Work through the data below and give the number of lines holding "crowd", nothing more.
────────────────────────────────────────
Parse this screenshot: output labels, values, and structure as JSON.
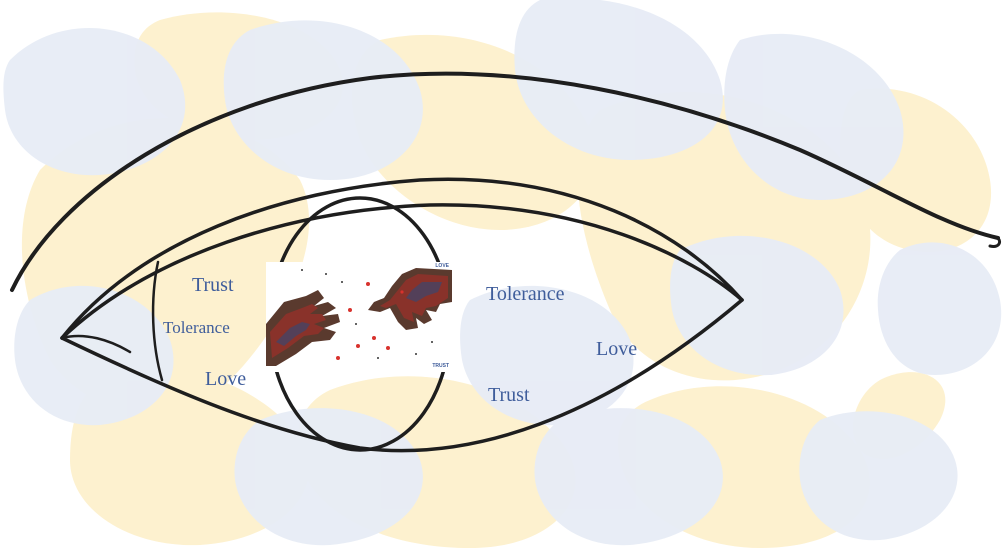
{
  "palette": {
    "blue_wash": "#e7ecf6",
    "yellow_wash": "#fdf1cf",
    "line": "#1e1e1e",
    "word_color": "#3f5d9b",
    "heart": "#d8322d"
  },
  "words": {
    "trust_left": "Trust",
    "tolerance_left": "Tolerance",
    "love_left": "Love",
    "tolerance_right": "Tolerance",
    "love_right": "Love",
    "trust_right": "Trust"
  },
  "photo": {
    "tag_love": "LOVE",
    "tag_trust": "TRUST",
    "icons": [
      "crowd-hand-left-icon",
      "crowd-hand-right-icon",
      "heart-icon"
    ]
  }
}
────────────────────────────────────────
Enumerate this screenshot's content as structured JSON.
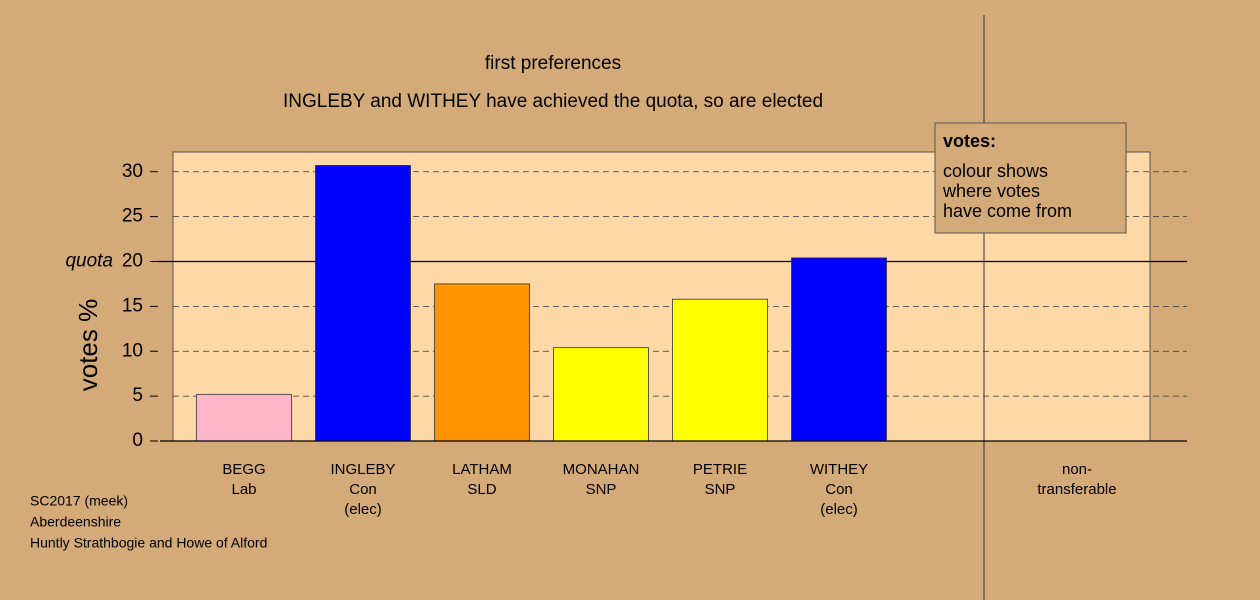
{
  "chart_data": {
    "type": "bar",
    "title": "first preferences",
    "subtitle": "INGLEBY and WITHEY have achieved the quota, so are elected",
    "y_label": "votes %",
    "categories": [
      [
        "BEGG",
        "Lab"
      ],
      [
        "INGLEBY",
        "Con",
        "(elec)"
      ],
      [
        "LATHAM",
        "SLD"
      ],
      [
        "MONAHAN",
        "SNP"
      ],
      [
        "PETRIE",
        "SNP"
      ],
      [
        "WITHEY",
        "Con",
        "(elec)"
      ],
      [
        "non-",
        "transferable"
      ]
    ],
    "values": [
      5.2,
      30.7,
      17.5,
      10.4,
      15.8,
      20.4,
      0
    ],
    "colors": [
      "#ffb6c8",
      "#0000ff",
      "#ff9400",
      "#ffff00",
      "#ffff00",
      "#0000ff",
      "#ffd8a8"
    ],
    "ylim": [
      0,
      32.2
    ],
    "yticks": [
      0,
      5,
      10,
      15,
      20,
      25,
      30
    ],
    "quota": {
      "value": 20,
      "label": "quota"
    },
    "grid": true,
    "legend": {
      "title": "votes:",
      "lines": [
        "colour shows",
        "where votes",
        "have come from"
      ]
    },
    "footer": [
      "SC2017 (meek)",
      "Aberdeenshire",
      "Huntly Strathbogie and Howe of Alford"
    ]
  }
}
────────────────────────────────────────
» **ANSWER**
2